TASKS FOR THIS EXERCISE.
[1] Answer these questions from the text about the appeal to this Court:
(a) On what date was the notice of appeal filed?
(b) Are the grounds in the notice numbered?
(c) Under which provision of the Act is the Tribunal said to have breached its obligations?
[2] Carry on the text about the appeal to this Court from the point where it stops.

APPEAL TO THIS COURT
- The
notice of appeal to this Court was filed on 10 September 2009. The grounds
contained in the notice are not easily understood.
They are unnumbered. They
commence with two short paragraphs which may be understood to contain extremely
generalised allegations
of legal error on the part of the Tribunal and the
Federal Magistrate. Then follows a page and a half of what amount to
submissions.
These submissions are in substantially the same terms as
submissions contained in another notice of appeal which I have read in
anticipation of a hearing in another proceeding later this week. When read
together the general allegations of legal error and the
submissions suggest that
the appellant’s case on this appeal raises three alleged errors. They
are:
- The Tribunal
failed to apply the correct test;
- The
Tribunal’s decision involved an incorrect interpretation of the applicable
law to the facts of the case; and
- The Tribunal
breached its obligations under s 424A(1) of the Act.

PROVIDED MATERIAL.
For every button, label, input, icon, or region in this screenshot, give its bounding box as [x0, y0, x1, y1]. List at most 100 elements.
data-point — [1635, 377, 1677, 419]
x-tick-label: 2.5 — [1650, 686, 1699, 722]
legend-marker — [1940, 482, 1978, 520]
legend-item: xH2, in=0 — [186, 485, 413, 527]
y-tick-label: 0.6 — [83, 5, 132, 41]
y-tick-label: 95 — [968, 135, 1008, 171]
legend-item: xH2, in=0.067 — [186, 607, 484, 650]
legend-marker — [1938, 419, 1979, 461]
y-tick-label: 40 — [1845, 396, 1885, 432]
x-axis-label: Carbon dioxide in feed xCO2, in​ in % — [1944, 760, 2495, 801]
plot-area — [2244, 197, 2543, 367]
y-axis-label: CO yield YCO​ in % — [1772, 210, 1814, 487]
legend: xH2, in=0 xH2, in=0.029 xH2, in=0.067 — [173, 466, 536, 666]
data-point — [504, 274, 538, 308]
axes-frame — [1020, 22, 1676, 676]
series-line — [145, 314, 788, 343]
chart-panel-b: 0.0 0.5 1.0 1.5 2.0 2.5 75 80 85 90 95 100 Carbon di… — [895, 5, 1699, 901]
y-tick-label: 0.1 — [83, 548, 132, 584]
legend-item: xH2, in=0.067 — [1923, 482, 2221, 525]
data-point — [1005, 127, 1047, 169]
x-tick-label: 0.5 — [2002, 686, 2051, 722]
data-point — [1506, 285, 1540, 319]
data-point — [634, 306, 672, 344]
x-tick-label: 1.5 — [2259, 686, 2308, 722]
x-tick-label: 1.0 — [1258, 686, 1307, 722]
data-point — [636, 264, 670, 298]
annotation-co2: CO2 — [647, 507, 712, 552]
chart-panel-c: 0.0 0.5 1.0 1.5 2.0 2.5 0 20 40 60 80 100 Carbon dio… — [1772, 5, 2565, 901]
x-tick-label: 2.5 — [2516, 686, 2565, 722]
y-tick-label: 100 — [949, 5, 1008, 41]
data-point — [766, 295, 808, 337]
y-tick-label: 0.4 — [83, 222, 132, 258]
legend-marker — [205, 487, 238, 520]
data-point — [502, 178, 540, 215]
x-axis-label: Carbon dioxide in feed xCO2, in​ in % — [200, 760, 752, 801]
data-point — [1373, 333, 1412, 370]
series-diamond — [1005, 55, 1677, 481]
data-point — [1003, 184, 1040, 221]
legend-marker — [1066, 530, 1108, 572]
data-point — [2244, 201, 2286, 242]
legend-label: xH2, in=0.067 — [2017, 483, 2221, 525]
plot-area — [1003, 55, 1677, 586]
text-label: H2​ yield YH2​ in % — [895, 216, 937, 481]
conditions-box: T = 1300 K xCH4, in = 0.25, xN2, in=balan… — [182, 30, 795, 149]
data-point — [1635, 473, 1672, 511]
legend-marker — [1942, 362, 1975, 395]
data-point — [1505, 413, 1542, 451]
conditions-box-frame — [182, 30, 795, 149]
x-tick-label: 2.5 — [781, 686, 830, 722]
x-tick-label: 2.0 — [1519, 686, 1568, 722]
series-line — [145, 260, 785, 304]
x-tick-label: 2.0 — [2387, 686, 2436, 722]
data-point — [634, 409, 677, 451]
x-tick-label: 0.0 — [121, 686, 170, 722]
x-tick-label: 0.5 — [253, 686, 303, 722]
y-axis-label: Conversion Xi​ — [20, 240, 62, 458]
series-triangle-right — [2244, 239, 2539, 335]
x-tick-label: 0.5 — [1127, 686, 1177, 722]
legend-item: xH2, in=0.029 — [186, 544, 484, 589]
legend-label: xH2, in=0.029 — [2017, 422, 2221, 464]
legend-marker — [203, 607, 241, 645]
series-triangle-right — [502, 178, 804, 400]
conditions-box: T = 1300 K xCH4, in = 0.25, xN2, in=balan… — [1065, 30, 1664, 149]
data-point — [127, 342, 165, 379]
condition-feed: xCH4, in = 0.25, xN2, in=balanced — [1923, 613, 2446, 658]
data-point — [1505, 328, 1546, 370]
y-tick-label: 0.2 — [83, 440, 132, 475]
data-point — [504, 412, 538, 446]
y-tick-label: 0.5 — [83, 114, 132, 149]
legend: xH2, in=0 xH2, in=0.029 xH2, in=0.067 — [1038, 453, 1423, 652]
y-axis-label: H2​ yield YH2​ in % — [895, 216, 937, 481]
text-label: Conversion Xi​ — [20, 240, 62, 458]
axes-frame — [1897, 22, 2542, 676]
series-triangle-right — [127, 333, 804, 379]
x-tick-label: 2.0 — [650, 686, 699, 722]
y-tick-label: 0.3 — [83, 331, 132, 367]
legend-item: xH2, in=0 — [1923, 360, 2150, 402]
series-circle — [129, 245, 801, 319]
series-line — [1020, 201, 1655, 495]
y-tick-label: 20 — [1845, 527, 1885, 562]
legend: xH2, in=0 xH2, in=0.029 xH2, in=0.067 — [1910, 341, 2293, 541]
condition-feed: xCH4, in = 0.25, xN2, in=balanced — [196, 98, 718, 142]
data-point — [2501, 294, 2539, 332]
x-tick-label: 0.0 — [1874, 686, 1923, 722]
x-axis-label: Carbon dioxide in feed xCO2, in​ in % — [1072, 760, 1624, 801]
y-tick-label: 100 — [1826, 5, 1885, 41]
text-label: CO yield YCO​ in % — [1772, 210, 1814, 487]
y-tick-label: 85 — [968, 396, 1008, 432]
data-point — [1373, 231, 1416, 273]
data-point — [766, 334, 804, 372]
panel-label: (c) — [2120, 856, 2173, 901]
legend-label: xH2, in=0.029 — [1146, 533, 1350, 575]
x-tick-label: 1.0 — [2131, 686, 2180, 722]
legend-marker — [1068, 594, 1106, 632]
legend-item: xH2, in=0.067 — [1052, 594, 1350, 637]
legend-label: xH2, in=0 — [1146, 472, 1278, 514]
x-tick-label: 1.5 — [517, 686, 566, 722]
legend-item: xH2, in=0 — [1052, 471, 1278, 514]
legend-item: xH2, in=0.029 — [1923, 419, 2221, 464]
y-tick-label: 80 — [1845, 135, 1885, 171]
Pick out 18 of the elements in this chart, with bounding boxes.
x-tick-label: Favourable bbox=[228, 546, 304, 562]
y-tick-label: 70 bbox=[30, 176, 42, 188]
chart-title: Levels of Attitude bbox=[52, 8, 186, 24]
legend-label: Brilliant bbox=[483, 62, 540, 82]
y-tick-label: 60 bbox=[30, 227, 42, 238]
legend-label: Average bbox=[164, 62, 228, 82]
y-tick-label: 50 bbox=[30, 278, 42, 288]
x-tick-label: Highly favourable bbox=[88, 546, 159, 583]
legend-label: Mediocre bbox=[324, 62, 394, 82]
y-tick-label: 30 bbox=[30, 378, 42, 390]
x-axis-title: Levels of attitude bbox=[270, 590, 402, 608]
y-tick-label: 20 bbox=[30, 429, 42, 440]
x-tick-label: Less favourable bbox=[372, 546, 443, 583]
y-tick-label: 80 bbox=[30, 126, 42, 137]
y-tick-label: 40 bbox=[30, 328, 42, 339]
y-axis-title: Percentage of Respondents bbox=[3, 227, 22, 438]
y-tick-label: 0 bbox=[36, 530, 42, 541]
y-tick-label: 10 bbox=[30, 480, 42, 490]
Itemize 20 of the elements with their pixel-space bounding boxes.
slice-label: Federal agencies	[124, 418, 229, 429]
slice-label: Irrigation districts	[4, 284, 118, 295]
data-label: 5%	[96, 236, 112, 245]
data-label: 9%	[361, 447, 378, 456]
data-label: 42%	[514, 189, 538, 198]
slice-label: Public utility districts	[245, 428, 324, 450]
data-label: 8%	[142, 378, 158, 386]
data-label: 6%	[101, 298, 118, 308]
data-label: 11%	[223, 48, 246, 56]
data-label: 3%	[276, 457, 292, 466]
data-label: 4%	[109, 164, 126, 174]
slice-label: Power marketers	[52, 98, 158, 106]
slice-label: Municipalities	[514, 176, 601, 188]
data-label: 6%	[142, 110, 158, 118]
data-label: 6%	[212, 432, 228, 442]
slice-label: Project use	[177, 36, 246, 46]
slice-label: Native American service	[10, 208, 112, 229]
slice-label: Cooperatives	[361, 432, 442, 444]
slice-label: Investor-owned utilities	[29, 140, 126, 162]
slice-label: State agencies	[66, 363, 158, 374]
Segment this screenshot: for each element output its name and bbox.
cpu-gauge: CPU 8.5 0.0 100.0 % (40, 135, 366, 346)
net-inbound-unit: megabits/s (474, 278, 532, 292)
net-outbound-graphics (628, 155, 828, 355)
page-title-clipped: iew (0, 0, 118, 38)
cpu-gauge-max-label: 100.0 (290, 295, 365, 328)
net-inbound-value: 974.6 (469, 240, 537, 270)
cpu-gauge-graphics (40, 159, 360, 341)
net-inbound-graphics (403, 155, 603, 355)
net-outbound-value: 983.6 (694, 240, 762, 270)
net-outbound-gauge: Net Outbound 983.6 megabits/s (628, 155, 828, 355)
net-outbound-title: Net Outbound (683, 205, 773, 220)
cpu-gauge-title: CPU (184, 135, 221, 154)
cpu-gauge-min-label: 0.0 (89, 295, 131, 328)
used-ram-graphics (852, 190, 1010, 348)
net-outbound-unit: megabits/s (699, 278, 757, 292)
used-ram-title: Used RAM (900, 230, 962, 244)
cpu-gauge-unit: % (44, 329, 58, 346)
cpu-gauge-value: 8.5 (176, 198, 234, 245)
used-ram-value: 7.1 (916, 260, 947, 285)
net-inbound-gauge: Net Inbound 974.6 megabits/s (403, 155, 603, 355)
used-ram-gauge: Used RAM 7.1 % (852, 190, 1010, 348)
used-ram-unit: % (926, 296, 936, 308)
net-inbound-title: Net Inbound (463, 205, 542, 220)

RESPONSES FOR EACH TASK.
[1]
(a) 10 September 2009
(b) No, they are unnumbered.
(c) s 424A(1)

[2]
- The
appeal was originally listed before Gray J on 17 November 2009. The appellant
was unable to attend the hearing for medical reasons,
and his Honour adjourned
the hearing to the February 2010 Full Court sittings (see SZNIM v Minister
for Immigration & Citizenship [2009] FCA 1547).
SUBMISSIONS OF THE APPELLANT
- The
appellant appeared in person. He had the assistance of an interpreter. He
advised the Court that his notice of appeal had been
written for him by an
advisor. The advisor had summarised the contents of the notice for him. The
appellant did not understand
the legal submissions which were contained in the
notice and was unable to assist the Court to better understand the issues which
he sought to raise on the appeal.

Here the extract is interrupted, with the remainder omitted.